* START *

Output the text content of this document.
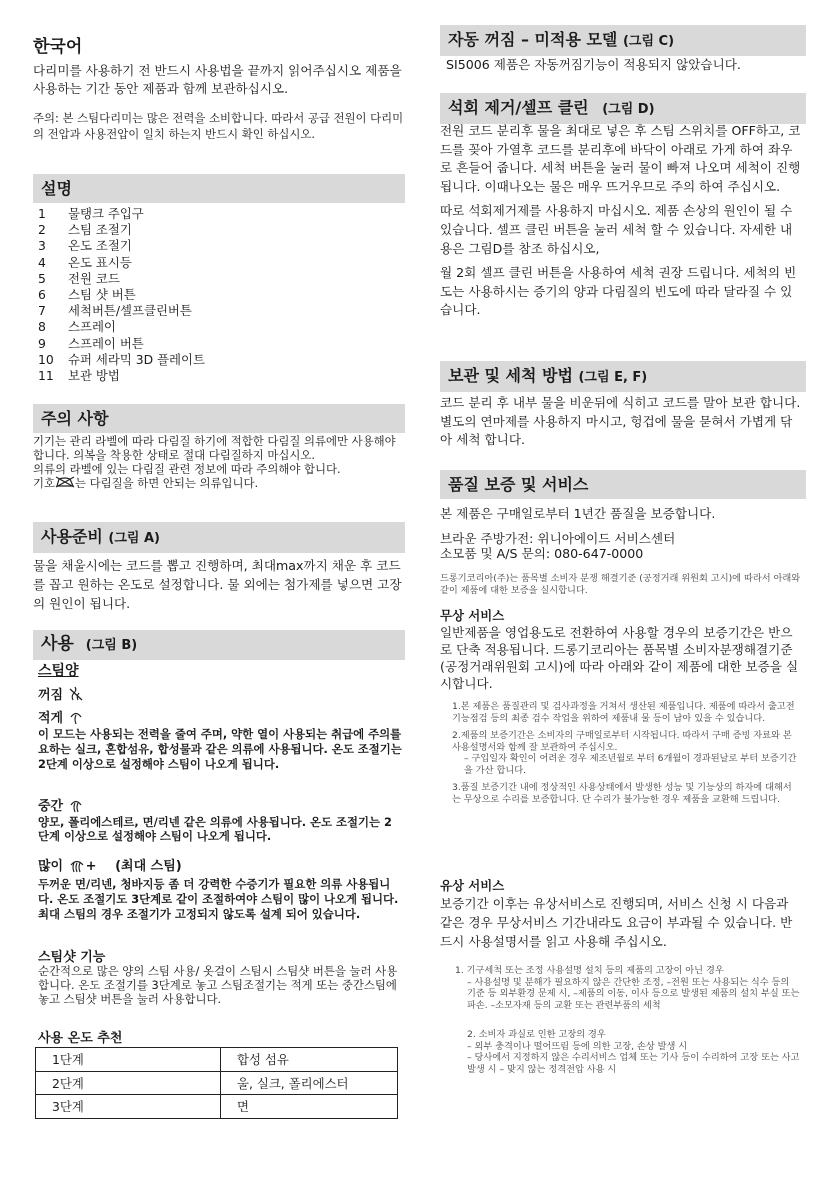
한국어

다리미를 사용하기 전 반드시 사용법을 끝까지 읽어주십시오 제품을 사용하는 기간 동안 제품과 함께 보관하십시오.

주의: 본 스팀다리미는 많은 전력을 소비합니다. 따라서 공급 전원이 다리미의 전압과 사용전압이 일치 하는지 반드시 확인 하십시오.

설명
1	물탱크 주입구
2	스팀 조절기
3	온도 조절기
4	온도 표시등
5	전원 코드
6	스팀 샷 버튼
7	세척버튼/셀프클린버튼
8	스프레이
9	스프레이 버튼
10	슈퍼 세라믹 3D 플레이트
11	보관 방법
주의 사항

기기는 관리 라벨에 따라 다림질 하기에 적합한 다림질 의류에만 사용해야 합니다. 의복을 착용한 상태로 절대 다림질하지 마십시오.

의류의 라벨에 있는 다림질 관련 정보에 따라 주의해야 합니다.

기호 는 다림질을 하면 안되는 의류입니다.

사용준비 (그림 A)

물을 채울시에는 코드를 뽑고 진행하며, 최대max까지 채운 후 코드를 꼽고 원하는 온도로 설정합니다. 물 외에는 첨가제를 넣으면 고장의 원인이 됩니다.

사용 (그림 B)
스팀양
꺼짐
적게

이 모드는 사용되는 전력을 줄여 주며, 약한 열이 사용되는 취급에 주의를 요하는 실크, 혼합섬유, 합성물과 같은 의류에 사용됩니다. 온도 조절기는 2단계 이상으로 설정해야 스팀이 나오게 됩니다.

중간

양모, 폴리에스테르, 면/리넨 같은 의류에 사용됩니다. 온도 조절기는 2단계 이상으로 설정해야 스팀이 나오게 됩니다.

많이 + (최대 스팀)

두꺼운 면/리넨, 청바지등 좀 더 강력한 수증기가 필요한 의류 사용됩니다. 온도 조절기도 3단계로 같이 조절하여야 스팀이 많이 나오게 됩니다. 최대 스팀의 경우 조절기가 고정되지 않도록 설계 되어 있습니다.

스팀샷 기능

순간적으로 많은 양의 스팀 사용/ 옷걸이 스팀시 스팀샷 버튼을 눌러 사용합니다. 온도 조절기를 3단계로 놓고 스팀조절기는 적게 또는 중간스팀에 놓고 스팀샷 버튼을 눌러 사용합니다.

사용 온도 추천
1단계	합성 섬유
2단계	울, 실크, 폴리에스터
3단계	면
자동 꺼짐 – 미적용 모델 (그림 C)

SI5006 제품은 자동꺼짐기능이 적용되지 않았습니다.

석회 제거/셀프 클린 (그림 D)

전원 코드 분리후 물을 최대로 넣은 후 스팀 스위치를 OFF하고, 코드를 꽂아 가열후 코드를 분리후에 바닥이 아래로 가게 하여 좌우로 흔들어 줍니다. 세척 버튼을 눌러 물이 빠져 나오며 세척이 진행 됩니다. 이때나오는 물은 매우 뜨거우므로 주의 하여 주십시오.

따로 석회제거제를 사용하지 마십시오. 제품 손상의 원인이 될 수 있습니다. 셀프 클린 버튼을 눌러 세척 할 수 있습니다. 자세한 내용은 그림D를 참조 하십시오,

월 2회 셀프 클린 버튼을 사용하여 세척 권장 드립니다. 세척의 빈도는 사용하시는 증기의 양과 다림질의 빈도에 따라 달라질 수 있습니다.

보관 및 세척 방법 (그림 E, F)

코드 분리 후 내부 물을 비운뒤에 식히고 코드를 말아 보관 합니다. 별도의 연마제를 사용하지 마시고, 헝겁에 물을 묻혀서 가볍게 닦아 세척 합니다.

품질 보증 및 서비스

본 제품은 구매일로부터 1년간 품질을 보증합니다.

브라운 주방가전: 위니아에이드 서비스센터

소모품 및 A/S 문의: 080-647-0000

드롱기코리아(주)는 품목별 소비자 분쟁 해결기준 (공정거래 위원회 고시)에 따라서 아래와 같이 제품에 대한 보증을 실시합니다.

무상 서비스

일반제품을 영업용도로 전환하여 사용할 경우의 보증기간은 반으로 단축 적용됩니다. 드롱기코리아는 품목별 소비자분쟁해결기준(공정거래위원회 고시)에 따라 아래와 같이 제품에 대한 보증을 실시합니다.

1.본 제품은 품질관리 및 검사과정을 거쳐서 생산된 제품입니다. 제품에 따라서 출고전 기능점검 등의 최종 검수 작업을 위하여 제품내 물 등이 남아 있을 수 있습니다.

2.제품의 보증기간은 소비자의 구매일로부터 시작됩니다. 따라서 구매 증빙 자료와 본 사용설명서와 함께 잘 보관하여 주십시오.

– 구입일자 확인이 어려운 경우 제조년월로 부터 6개월이 경과된날로 부터 보증기간을 가산 합니다.

3.품질 보증기간 내에 정상적인 사용상태에서 발생한 성능 및 기능상의 하자에 대해서는 무상으로 수리를 보증합니다. 단 수리가 불가능한 경우 제품을 교환해 드립니다.

유상 서비스

보증기간 이후는 유상서비스로 진행되며, 서비스 신청 시 다음과 같은 경우 무상서비스 기간내라도 요금이 부과될 수 있습니다. 반드시 사용설명서를 읽고 사용해 주십시오.

1. 기구세척 또는 조정 사용설명 설치 등의 제품의 고장이 아닌 경우

– 사용설명 및 분해가 필요하지 않은 간단한 조정, –전원 또는 사용되는 식수 등의 기준 등 외부환경 문제 시, –제품의 이동, 이사 등으로 발생된 제품의 설치 부실 또는 파손. –소모자재 등의 교환 또는 관련부품의 세척

2. 소비자 과실로 인한 고장의 경우

– 외부 충격이나 떨어뜨림 등에 의한 고장, 손상 발생 시

– 당사에서 지정하지 않은 수리서비스 업체 또는 기사 등이 수리하여 고장 또는 사고 발생 시 – 맞지 않는 정격전압 사용 시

* END *

**Work required:**
Extract the full listing exactly, with the pictures left out.

**Worked answer:**
Output the text content of this document.
한국어

다리미를 사용하기 전 반드시 사용법을 끝까지 읽어주십시오 제품을 사용하는 기간 동안 제품과 함께 보관하십시오.

주의: 본 스팀다리미는 많은 전력을 소비합니다. 따라서 공급 전원이 다리미의 전압과 사용전압이 일치 하는지 반드시 확인 하십시오.

설명
1	물탱크 주입구
2	스팀 조절기
3	온도 조절기
4	온도 표시등
5	전원 코드
6	스팀 샷 버튼
7	세척버튼/셀프클린버튼
8	스프레이
9	스프레이 버튼
10	슈퍼 세라믹 3D 플레이트
11	보관 방법
주의 사항

기기는 관리 라벨에 따라 다림질 하기에 적합한 다림질 의류에만 사용해야 합니다. 의복을 착용한 상태로 절대 다림질하지 마십시오.

의류의 라벨에 있는 다림질 관련 정보에 따라 주의해야 합니다.

기호 는 다림질을 하면 안되는 의류입니다.

사용준비 (그림 A)

물을 채울시에는 코드를 뽑고 진행하며, 최대max까지 채운 후 코드를 꼽고 원하는 온도로 설정합니다. 물 외에는 첨가제를 넣으면 고장의 원인이 됩니다.

사용 (그림 B)
스팀양
꺼짐
적게

이 모드는 사용되는 전력을 줄여 주며, 약한 열이 사용되는 취급에 주의를 요하는 실크, 혼합섬유, 합성물과 같은 의류에 사용됩니다. 온도 조절기는 2단계 이상으로 설정해야 스팀이 나오게 됩니다.

중간

양모, 폴리에스테르, 면/리넨 같은 의류에 사용됩니다. 온도 조절기는 2단계 이상으로 설정해야 스팀이 나오게 됩니다.

많이 + (최대 스팀)

두꺼운 면/리넨, 청바지등 좀 더 강력한 수증기가 필요한 의류 사용됩니다. 온도 조절기도 3단계로 같이 조절하여야 스팀이 많이 나오게 됩니다. 최대 스팀의 경우 조절기가 고정되지 않도록 설계 되어 있습니다.

스팀샷 기능

순간적으로 많은 양의 스팀 사용/ 옷걸이 스팀시 스팀샷 버튼을 눌러 사용합니다. 온도 조절기를 3단계로 놓고 스팀조절기는 적게 또는 중간스팀에 놓고 스팀샷 버튼을 눌러 사용합니다.

사용 온도 추천
1단계	합성 섬유
2단계	울, 실크, 폴리에스터
3단계	면
자동 꺼짐 – 미적용 모델 (그림 C)

SI5006 제품은 자동꺼짐기능이 적용되지 않았습니다.

석회 제거/셀프 클린 (그림 D)

전원 코드 분리후 물을 최대로 넣은 후 스팀 스위치를 OFF하고, 코드를 꽂아 가열후 코드를 분리후에 바닥이 아래로 가게 하여 좌우로 흔들어 줍니다. 세척 버튼을 눌러 물이 빠져 나오며 세척이 진행 됩니다. 이때나오는 물은 매우 뜨거우므로 주의 하여 주십시오.

따로 석회제거제를 사용하지 마십시오. 제품 손상의 원인이 될 수 있습니다. 셀프 클린 버튼을 눌러 세척 할 수 있습니다. 자세한 내용은 그림D를 참조 하십시오,

월 2회 셀프 클린 버튼을 사용하여 세척 권장 드립니다. 세척의 빈도는 사용하시는 증기의 양과 다림질의 빈도에 따라 달라질 수 있습니다.

보관 및 세척 방법 (그림 E, F)

코드 분리 후 내부 물을 비운뒤에 식히고 코드를 말아 보관 합니다. 별도의 연마제를 사용하지 마시고, 헝겁에 물을 묻혀서 가볍게 닦아 세척 합니다.

품질 보증 및 서비스

본 제품은 구매일로부터 1년간 품질을 보증합니다.

브라운 주방가전: 위니아에이드 서비스센터

소모품 및 A/S 문의: 080-647-0000

드롱기코리아(주)는 품목별 소비자 분쟁 해결기준 (공정거래 위원회 고시)에 따라서 아래와 같이 제품에 대한 보증을 실시합니다.

무상 서비스

일반제품을 영업용도로 전환하여 사용할 경우의 보증기간은 반으로 단축 적용됩니다. 드롱기코리아는 품목별 소비자분쟁해결기준(공정거래위원회 고시)에 따라 아래와 같이 제품에 대한 보증을 실시합니다.

1.본 제품은 품질관리 및 검사과정을 거쳐서 생산된 제품입니다. 제품에 따라서 출고전 기능점검 등의 최종 검수 작업을 위하여 제품내 물 등이 남아 있을 수 있습니다.

2.제품의 보증기간은 소비자의 구매일로부터 시작됩니다. 따라서 구매 증빙 자료와 본 사용설명서와 함께 잘 보관하여 주십시오.

– 구입일자 확인이 어려운 경우 제조년월로 부터 6개월이 경과된날로 부터 보증기간을 가산 합니다.

3.품질 보증기간 내에 정상적인 사용상태에서 발생한 성능 및 기능상의 하자에 대해서는 무상으로 수리를 보증합니다. 단 수리가 불가능한 경우 제품을 교환해 드립니다.

유상 서비스

보증기간 이후는 유상서비스로 진행되며, 서비스 신청 시 다음과 같은 경우 무상서비스 기간내라도 요금이 부과될 수 있습니다. 반드시 사용설명서를 읽고 사용해 주십시오.

1. 기구세척 또는 조정 사용설명 설치 등의 제품의 고장이 아닌 경우

– 사용설명 및 분해가 필요하지 않은 간단한 조정, –전원 또는 사용되는 식수 등의 기준 등 외부환경 문제 시, –제품의 이동, 이사 등으로 발생된 제품의 설치 부실 또는 파손. –소모자재 등의 교환 또는 관련부품의 세척

2. 소비자 과실로 인한 고장의 경우

– 외부 충격이나 떨어뜨림 등에 의한 고장, 손상 발생 시

– 당사에서 지정하지 않은 수리서비스 업체 또는 기사 등이 수리하여 고장 또는 사고 발생 시 – 맞지 않는 정격전압 사용 시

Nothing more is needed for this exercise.